* SHORT TASK *
Transcribe all the records exactly and omit any images they hold.

* RAW RECORDS *
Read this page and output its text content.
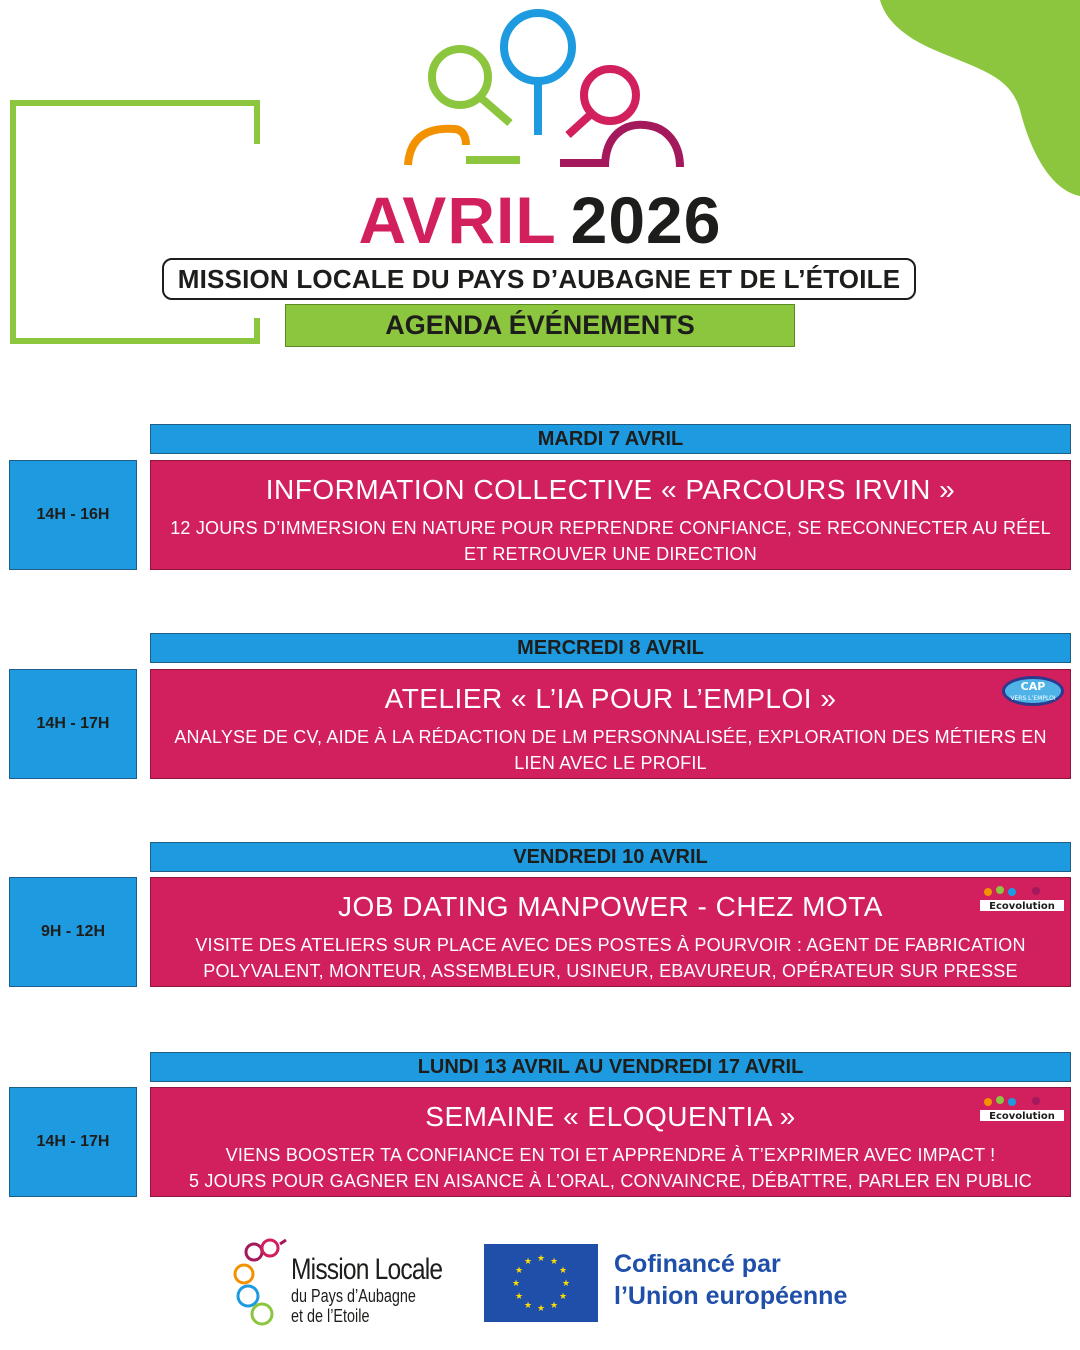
AVRIL 2026
MISSION LOCALE DU PAYS D’AUBAGNE ET DE L’ÉTOILE
AGENDA ÉVÉNEMENTS
MARDI 7 AVRIL
14H - 16H
INFORMATION COLLECTIVE « PARCOURS IRVIN »
12 JOURS D’IMMERSION EN NATURE POUR REPRENDRE CONFIANCE, SE RECONNECTER AU RÉEL ET RETROUVER UNE DIRECTION
MERCREDI 8 AVRIL
14H - 17H
ATELIER « L’IA POUR L’EMPLOI »
ANALYSE DE CV, AIDE À LA RÉDACTION DE LM PERSONNALISÉE, EXPLORATION DES MÉTIERS EN LIEN AVEC LE PROFIL
CAP
VERS L’EMPLOI
VENDREDI 10 AVRIL
9H - 12H
JOB DATING MANPOWER - CHEZ MOTA
VISITE DES ATELIERS SUR PLACE AVEC DES POSTES À POURVOIR : AGENT DE FABRICATION POLYVALENT, MONTEUR, ASSEMBLEUR, USINEUR, EBAVUREUR, OPÉRATEUR SUR PRESSE
Ecovolution
LUNDI 13 AVRIL AU VENDREDI 17 AVRIL
14H - 17H
SEMAINE « ELOQUENTIA »
VIENS BOOSTER TA CONFIANCE EN TOI ET APPRENDRE À T’EXPRIMER AVEC IMPACT !
5 JOURS POUR GAGNER EN AISANCE À L’ORAL, CONVAINCRE, DÉBATTRE, PARLER EN PUBLIC
Ecovolution
Mission Locale
du Pays d’Aubagne
et de l’Etoile
★ ★
★
★
★
★
★
★
★
★
★
★	Cofinancé par
l’Union européenne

* EXERCISE OUTPUT *
Read this page and output its text content.
AVRIL 2026
MISSION LOCALE DU PAYS D’AUBAGNE ET DE L’ÉTOILE
AGENDA ÉVÉNEMENTS
MARDI 7 AVRIL
14H - 16H
INFORMATION COLLECTIVE « PARCOURS IRVIN »
12 JOURS D’IMMERSION EN NATURE POUR REPRENDRE CONFIANCE, SE RECONNECTER AU RÉEL ET RETROUVER UNE DIRECTION
MERCREDI 8 AVRIL
14H - 17H
ATELIER « L’IA POUR L’EMPLOI »
ANALYSE DE CV, AIDE À LA RÉDACTION DE LM PERSONNALISÉE, EXPLORATION DES MÉTIERS EN LIEN AVEC LE PROFIL
CAP
VERS L’EMPLOI
VENDREDI 10 AVRIL
9H - 12H
JOB DATING MANPOWER - CHEZ MOTA
VISITE DES ATELIERS SUR PLACE AVEC DES POSTES À POURVOIR : AGENT DE FABRICATION POLYVALENT, MONTEUR, ASSEMBLEUR, USINEUR, EBAVUREUR, OPÉRATEUR SUR PRESSE
Ecovolution
LUNDI 13 AVRIL AU VENDREDI 17 AVRIL
14H - 17H
SEMAINE « ELOQUENTIA »
VIENS BOOSTER TA CONFIANCE EN TOI ET APPRENDRE À T’EXPRIMER AVEC IMPACT !
5 JOURS POUR GAGNER EN AISANCE À L’ORAL, CONVAINCRE, DÉBATTRE, PARLER EN PUBLIC
Ecovolution
Mission Locale
du Pays d’Aubagne
et de l’Etoile
★ ★
★
★
★
★
★
★
★
★
★
★	Cofinancé par
l’Union européenne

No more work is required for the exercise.